Extracted records -

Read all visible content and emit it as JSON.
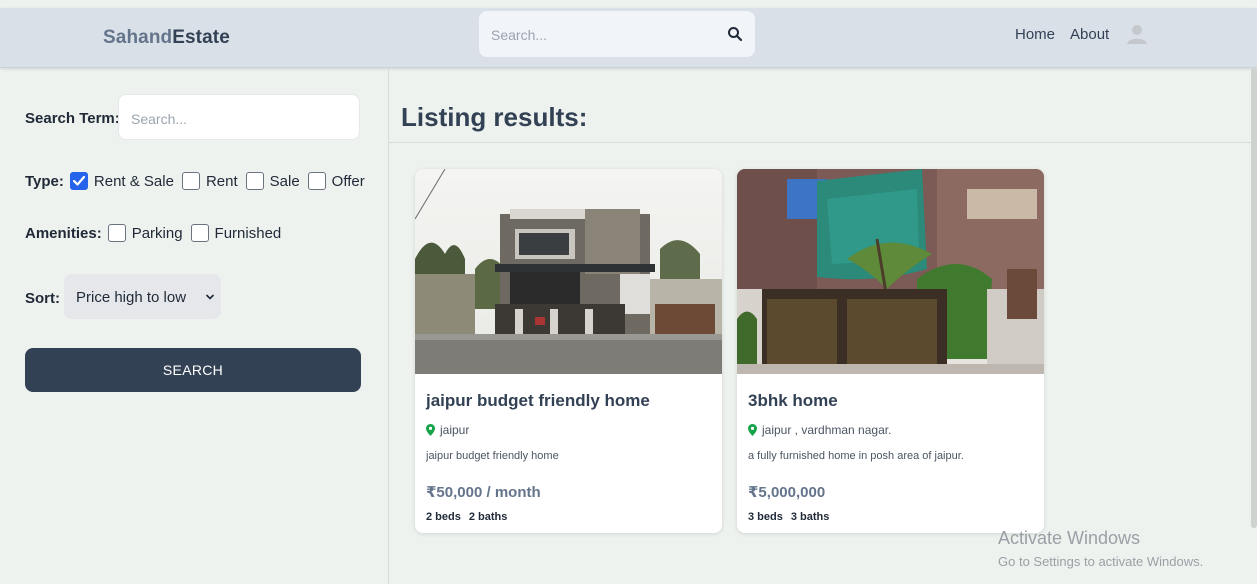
{
  "header": {
    "logo_part1": "Sahand",
    "logo_part2": "Estate",
    "search_placeholder": "Search...",
    "nav": {
      "home": "Home",
      "about": "About"
    }
  },
  "filters": {
    "search_term_label": "Search Term:",
    "search_term_placeholder": "Search...",
    "type_label": "Type:",
    "type_options": [
      {
        "label": "Rent & Sale",
        "checked": true
      },
      {
        "label": "Rent",
        "checked": false
      },
      {
        "label": "Sale",
        "checked": false
      },
      {
        "label": "Offer",
        "checked": false
      }
    ],
    "amenities_label": "Amenities:",
    "amenity_options": [
      {
        "label": "Parking",
        "checked": false
      },
      {
        "label": "Furnished",
        "checked": false
      }
    ],
    "sort_label": "Sort:",
    "sort_value": "Price high to low",
    "search_button": "SEARCH"
  },
  "results": {
    "title": "Listing results:",
    "listings": [
      {
        "title": "jaipur budget friendly home",
        "location": "jaipur",
        "description": "jaipur budget friendly home",
        "price": "₹50,000 / month",
        "beds": "2 beds",
        "baths": "2 baths"
      },
      {
        "title": "3bhk home",
        "location": "jaipur , vardhman nagar.",
        "description": "a fully furnished home in posh area of jaipur.",
        "price": "₹5,000,000",
        "beds": "3 beds",
        "baths": "3 baths"
      }
    ]
  },
  "watermark": {
    "line1": "Activate Windows",
    "line2": "Go to Settings to activate Windows."
  },
  "colors": {
    "primary": "#334155",
    "accent_checkbox": "#2563eb",
    "header_bg": "#d9e0e8",
    "page_bg": "#eef2ee"
  }
}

Your task - Make an exact copy of the data, leaving its pictures out.

Output for this exercise -
Read all visible content and emit it as JSON.
{
  "header": {
    "logo_part1": "Sahand",
    "logo_part2": "Estate",
    "search_placeholder": "Search...",
    "nav": {
      "home": "Home",
      "about": "About"
    }
  },
  "filters": {
    "search_term_label": "Search Term:",
    "search_term_placeholder": "Search...",
    "type_label": "Type:",
    "type_options": [
      {
        "label": "Rent & Sale",
        "checked": true
      },
      {
        "label": "Rent",
        "checked": false
      },
      {
        "label": "Sale",
        "checked": false
      },
      {
        "label": "Offer",
        "checked": false
      }
    ],
    "amenities_label": "Amenities:",
    "amenity_options": [
      {
        "label": "Parking",
        "checked": false
      },
      {
        "label": "Furnished",
        "checked": false
      }
    ],
    "sort_label": "Sort:",
    "sort_value": "Price high to low",
    "search_button": "SEARCH"
  },
  "results": {
    "title": "Listing results:",
    "listings": [
      {
        "title": "jaipur budget friendly home",
        "location": "jaipur",
        "description": "jaipur budget friendly home",
        "price": "₹50,000 / month",
        "beds": "2 beds",
        "baths": "2 baths"
      },
      {
        "title": "3bhk home",
        "location": "jaipur , vardhman nagar.",
        "description": "a fully furnished home in posh area of jaipur.",
        "price": "₹5,000,000",
        "beds": "3 beds",
        "baths": "3 baths"
      }
    ]
  },
  "watermark": {
    "line1": "Activate Windows",
    "line2": "Go to Settings to activate Windows."
  },
  "colors": {
    "primary": "#334155",
    "accent_checkbox": "#2563eb",
    "header_bg": "#d9e0e8",
    "page_bg": "#eef2ee"
  }
}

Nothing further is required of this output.